Dataset items:
★ ★ ★ ★ ★ ★ ★
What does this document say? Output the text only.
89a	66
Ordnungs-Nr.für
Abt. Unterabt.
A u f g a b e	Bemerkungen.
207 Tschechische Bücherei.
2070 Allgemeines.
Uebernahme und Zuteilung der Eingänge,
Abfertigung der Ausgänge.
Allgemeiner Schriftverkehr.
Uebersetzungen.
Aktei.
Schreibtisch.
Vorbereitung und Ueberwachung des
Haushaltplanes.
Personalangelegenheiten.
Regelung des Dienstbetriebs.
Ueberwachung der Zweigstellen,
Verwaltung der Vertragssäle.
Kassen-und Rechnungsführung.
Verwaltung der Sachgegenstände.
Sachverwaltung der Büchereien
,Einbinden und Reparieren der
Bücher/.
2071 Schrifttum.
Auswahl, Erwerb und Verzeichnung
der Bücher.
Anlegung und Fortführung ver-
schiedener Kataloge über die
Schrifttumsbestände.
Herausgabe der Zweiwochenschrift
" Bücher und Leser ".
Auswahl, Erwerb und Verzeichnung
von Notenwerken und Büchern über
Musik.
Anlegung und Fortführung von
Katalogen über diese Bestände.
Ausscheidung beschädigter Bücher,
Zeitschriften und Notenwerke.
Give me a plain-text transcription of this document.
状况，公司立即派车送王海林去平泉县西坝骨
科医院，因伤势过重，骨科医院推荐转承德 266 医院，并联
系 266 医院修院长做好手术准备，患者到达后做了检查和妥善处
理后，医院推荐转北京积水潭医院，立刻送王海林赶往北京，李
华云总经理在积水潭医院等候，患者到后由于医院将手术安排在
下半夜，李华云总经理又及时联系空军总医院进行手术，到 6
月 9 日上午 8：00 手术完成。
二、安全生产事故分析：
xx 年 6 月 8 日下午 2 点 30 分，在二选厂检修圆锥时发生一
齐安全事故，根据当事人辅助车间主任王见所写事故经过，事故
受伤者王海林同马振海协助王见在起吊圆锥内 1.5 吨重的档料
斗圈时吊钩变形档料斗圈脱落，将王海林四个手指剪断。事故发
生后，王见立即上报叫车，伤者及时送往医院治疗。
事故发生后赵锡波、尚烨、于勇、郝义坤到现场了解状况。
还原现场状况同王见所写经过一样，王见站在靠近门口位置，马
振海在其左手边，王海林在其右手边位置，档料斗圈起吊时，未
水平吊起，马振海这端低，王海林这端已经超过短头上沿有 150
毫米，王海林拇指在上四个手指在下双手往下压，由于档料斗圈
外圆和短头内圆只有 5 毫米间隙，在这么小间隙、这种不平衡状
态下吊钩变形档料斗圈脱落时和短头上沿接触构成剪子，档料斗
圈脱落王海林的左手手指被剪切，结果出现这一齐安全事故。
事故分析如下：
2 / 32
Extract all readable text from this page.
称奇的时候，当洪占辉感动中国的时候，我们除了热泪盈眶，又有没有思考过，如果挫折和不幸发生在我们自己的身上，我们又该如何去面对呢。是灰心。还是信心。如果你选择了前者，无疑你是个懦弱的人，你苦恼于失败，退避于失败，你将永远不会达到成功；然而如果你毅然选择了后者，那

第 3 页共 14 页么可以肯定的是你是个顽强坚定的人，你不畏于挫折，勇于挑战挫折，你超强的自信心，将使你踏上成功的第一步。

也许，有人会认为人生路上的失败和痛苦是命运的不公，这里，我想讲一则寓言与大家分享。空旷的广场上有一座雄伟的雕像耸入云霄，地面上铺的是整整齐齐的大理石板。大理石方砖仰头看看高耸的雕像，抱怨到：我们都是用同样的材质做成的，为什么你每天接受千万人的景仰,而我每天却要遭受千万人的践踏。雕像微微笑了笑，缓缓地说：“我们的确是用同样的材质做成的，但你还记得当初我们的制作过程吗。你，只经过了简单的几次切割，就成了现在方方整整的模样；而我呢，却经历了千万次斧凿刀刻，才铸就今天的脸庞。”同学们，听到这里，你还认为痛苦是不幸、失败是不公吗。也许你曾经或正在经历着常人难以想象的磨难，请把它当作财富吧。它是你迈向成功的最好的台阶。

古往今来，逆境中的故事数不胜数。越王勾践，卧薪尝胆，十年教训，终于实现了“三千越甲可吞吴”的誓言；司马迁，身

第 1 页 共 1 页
★ ★ ★ ★ ★ ★ ★
Requirements
Reproduce the listing above word for word.

Task answer
What does this document say? Output the text only.
89a	66
Ordnungs-Nr.für
Abt. Unterabt.
A u f g a b e	Bemerkungen.
207 Tschechische Bücherei.
2070 Allgemeines.
Uebernahme und Zuteilung der Eingänge,
Abfertigung der Ausgänge.
Allgemeiner Schriftverkehr.
Uebersetzungen.
Aktei.
Schreibtisch.
Vorbereitung und Ueberwachung des
Haushaltplanes.
Personalangelegenheiten.
Regelung des Dienstbetriebs.
Ueberwachung der Zweigstellen,
Verwaltung der Vertragssäle.
Kassen-und Rechnungsführung.
Verwaltung der Sachgegenstände.
Sachverwaltung der Büchereien
,Einbinden und Reparieren der
Bücher/.
2071 Schrifttum.
Auswahl, Erwerb und Verzeichnung
der Bücher.
Anlegung und Fortführung ver-
schiedener Kataloge über die
Schrifttumsbestände.
Herausgabe der Zweiwochenschrift
" Bücher und Leser ".
Auswahl, Erwerb und Verzeichnung
von Notenwerken und Büchern über
Musik.
Anlegung und Fortführung von
Katalogen über diese Bestände.
Ausscheidung beschädigter Bücher,
Zeitschriften und Notenwerke.
Give me a plain-text transcription of this document.
状况，公司立即派车送王海林去平泉县西坝骨
科医院，因伤势过重，骨科医院推荐转承德 266 医院，并联
系 266 医院修院长做好手术准备，患者到达后做了检查和妥善处
理后，医院推荐转北京积水潭医院，立刻送王海林赶往北京，李
华云总经理在积水潭医院等候，患者到后由于医院将手术安排在
下半夜，李华云总经理又及时联系空军总医院进行手术，到 6
月 9 日上午 8：00 手术完成。
二、安全生产事故分析：
xx 年 6 月 8 日下午 2 点 30 分，在二选厂检修圆锥时发生一
齐安全事故，根据当事人辅助车间主任王见所写事故经过，事故
受伤者王海林同马振海协助王见在起吊圆锥内 1.5 吨重的档料
斗圈时吊钩变形档料斗圈脱落，将王海林四个手指剪断。事故发
生后，王见立即上报叫车，伤者及时送往医院治疗。
事故发生后赵锡波、尚烨、于勇、郝义坤到现场了解状况。
还原现场状况同王见所写经过一样，王见站在靠近门口位置，马
振海在其左手边，王海林在其右手边位置，档料斗圈起吊时，未
水平吊起，马振海这端低，王海林这端已经超过短头上沿有 150
毫米，王海林拇指在上四个手指在下双手往下压，由于档料斗圈
外圆和短头内圆只有 5 毫米间隙，在这么小间隙、这种不平衡状
态下吊钩变形档料斗圈脱落时和短头上沿接触构成剪子，档料斗
圈脱落王海林的左手手指被剪切，结果出现这一齐安全事故。
事故分析如下：
2 / 32
Extract all readable text from this page.
称奇的时候，当洪占辉感动中国的时候，我们除了热泪盈眶，又有没有思考过，如果挫折和不幸发生在我们自己的身上，我们又该如何去面对呢。是灰心。还是信心。如果你选择了前者，无疑你是个懦弱的人，你苦恼于失败，退避于失败，你将永远不会达到成功；然而如果你毅然选择了后者，那

第 3 页共 14 页么可以肯定的是你是个顽强坚定的人，你不畏于挫折，勇于挑战挫折，你超强的自信心，将使你踏上成功的第一步。

也许，有人会认为人生路上的失败和痛苦是命运的不公，这里，我想讲一则寓言与大家分享。空旷的广场上有一座雄伟的雕像耸入云霄，地面上铺的是整整齐齐的大理石板。大理石方砖仰头看看高耸的雕像，抱怨到：我们都是用同样的材质做成的，为什么你每天接受千万人的景仰,而我每天却要遭受千万人的践踏。雕像微微笑了笑，缓缓地说：“我们的确是用同样的材质做成的，但你还记得当初我们的制作过程吗。你，只经过了简单的几次切割，就成了现在方方整整的模样；而我呢，却经历了千万次斧凿刀刻，才铸就今天的脸庞。”同学们，听到这里，你还认为痛苦是不幸、失败是不公吗。也许你曾经或正在经历着常人难以想象的磨难，请把它当作财富吧。它是你迈向成功的最好的台阶。

古往今来，逆境中的故事数不胜数。越王勾践，卧薪尝胆，十年教训，终于实现了“三千越甲可吞吴”的誓言；司马迁，身

第 1 页 共 1 页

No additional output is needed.